__The problem__. Copy out each line of the data that holds the word "zájezdu".

Extracted records
───
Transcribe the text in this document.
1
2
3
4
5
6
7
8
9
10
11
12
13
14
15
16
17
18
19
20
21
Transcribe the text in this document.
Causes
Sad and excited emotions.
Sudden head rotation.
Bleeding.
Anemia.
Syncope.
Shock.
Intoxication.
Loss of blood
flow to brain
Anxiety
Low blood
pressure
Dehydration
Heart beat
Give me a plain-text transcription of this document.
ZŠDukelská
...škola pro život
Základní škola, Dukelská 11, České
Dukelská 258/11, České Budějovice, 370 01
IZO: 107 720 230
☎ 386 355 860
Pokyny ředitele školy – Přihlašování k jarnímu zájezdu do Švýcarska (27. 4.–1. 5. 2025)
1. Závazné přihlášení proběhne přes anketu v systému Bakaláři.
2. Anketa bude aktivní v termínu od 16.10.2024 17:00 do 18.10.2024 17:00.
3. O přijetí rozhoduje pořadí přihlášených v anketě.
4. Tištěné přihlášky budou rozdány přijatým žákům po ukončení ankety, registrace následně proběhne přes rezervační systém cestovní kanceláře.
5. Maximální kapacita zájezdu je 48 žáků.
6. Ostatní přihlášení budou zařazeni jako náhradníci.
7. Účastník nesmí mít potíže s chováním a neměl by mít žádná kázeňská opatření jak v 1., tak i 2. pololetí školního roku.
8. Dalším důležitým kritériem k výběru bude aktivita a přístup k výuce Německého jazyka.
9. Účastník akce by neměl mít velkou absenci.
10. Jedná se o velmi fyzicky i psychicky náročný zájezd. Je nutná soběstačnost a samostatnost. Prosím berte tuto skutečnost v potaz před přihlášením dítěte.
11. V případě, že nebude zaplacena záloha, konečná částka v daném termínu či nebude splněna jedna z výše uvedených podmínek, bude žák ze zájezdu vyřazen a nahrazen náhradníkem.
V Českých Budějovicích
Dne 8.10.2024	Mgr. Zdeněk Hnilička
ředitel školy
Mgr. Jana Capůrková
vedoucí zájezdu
───
__Correct result__.
Pokyny ředitele školy – Přihlašování k jarnímu zájezdu do Švýcarska (27. 4.–1. 5. 2025)
5. Maximální kapacita zájezdu je 48 žáků.
11. V případě, že nebude zaplacena záloha, konečná částka v daném termínu či nebude splněna jedna z výše uvedených podmínek, bude žák ze zájezdu vyřazen a nahrazen náhradníkem.
vedoucí zájezdu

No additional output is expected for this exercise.